# start of Entries provided

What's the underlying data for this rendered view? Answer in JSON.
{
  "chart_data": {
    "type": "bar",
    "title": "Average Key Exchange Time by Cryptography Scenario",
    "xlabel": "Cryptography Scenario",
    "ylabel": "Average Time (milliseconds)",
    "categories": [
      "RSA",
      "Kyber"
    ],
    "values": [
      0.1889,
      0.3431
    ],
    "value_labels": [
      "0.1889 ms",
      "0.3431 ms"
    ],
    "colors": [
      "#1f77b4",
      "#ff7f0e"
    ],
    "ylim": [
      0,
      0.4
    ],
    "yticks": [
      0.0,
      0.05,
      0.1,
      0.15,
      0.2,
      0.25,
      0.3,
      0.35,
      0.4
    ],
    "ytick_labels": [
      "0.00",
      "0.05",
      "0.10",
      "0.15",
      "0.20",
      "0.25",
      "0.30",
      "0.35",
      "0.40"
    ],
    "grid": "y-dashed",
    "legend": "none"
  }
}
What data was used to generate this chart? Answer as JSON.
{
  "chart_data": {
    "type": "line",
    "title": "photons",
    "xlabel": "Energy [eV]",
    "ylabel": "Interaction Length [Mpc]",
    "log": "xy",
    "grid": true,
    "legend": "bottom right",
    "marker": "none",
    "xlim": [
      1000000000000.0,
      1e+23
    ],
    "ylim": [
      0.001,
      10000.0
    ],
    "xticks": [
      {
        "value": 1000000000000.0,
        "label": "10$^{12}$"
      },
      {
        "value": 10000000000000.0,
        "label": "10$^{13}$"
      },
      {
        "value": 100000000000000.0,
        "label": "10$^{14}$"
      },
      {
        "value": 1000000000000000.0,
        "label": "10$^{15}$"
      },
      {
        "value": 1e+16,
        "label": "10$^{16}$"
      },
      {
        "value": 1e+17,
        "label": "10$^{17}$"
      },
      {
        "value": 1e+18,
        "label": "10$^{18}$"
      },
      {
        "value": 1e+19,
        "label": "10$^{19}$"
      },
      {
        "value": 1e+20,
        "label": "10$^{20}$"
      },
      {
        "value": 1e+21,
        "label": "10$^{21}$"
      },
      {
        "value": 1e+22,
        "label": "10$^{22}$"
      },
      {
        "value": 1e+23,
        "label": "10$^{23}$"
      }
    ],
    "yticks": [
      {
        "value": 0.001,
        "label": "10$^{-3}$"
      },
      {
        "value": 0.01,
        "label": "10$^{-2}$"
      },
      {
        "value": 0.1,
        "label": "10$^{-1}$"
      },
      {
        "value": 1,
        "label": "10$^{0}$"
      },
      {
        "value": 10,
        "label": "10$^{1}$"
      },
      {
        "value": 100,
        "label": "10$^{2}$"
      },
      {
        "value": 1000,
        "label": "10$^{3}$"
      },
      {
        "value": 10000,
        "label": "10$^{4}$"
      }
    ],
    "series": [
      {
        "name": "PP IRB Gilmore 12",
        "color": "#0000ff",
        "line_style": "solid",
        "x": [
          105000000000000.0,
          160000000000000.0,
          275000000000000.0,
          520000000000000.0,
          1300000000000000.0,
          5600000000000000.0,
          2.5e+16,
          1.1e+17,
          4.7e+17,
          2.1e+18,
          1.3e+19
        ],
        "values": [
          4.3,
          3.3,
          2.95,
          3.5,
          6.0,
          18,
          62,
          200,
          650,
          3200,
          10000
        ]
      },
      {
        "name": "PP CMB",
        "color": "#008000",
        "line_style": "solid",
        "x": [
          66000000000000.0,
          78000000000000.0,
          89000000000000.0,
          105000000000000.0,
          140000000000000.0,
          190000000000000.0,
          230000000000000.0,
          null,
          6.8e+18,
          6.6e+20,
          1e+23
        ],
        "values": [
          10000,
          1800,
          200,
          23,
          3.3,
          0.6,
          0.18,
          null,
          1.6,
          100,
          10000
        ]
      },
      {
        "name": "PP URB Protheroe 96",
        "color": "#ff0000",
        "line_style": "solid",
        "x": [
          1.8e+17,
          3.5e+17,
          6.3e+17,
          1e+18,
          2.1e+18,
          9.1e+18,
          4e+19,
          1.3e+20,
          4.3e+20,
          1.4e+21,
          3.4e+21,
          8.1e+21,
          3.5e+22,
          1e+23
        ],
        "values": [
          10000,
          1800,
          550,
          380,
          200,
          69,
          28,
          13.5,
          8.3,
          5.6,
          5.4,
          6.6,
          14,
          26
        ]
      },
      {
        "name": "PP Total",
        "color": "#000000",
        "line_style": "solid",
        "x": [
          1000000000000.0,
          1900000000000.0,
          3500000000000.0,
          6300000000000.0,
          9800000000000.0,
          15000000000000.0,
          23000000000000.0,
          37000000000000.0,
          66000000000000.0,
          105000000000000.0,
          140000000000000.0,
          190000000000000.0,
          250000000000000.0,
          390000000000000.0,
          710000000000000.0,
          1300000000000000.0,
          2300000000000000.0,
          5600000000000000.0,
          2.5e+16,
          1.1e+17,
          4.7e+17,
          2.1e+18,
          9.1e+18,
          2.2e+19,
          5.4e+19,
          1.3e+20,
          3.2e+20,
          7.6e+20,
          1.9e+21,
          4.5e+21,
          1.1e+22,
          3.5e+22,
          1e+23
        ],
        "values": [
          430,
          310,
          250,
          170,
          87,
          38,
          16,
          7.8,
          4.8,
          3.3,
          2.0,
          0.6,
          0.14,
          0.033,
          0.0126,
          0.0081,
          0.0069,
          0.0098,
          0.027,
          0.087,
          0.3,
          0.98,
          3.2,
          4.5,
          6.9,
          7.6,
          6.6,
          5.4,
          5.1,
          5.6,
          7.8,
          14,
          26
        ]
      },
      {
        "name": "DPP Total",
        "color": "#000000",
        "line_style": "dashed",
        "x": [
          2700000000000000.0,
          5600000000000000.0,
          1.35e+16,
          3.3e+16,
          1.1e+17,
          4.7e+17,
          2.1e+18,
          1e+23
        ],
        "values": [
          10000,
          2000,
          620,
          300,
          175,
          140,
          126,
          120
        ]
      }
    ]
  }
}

# end of Entries provided

Exercise aim. Locate all lines holding the word "JSON", then copy them out.

Output.
What's the underlying data for this rendered view? Answer in JSON.
What data was used to generate this chart? Answer as JSON.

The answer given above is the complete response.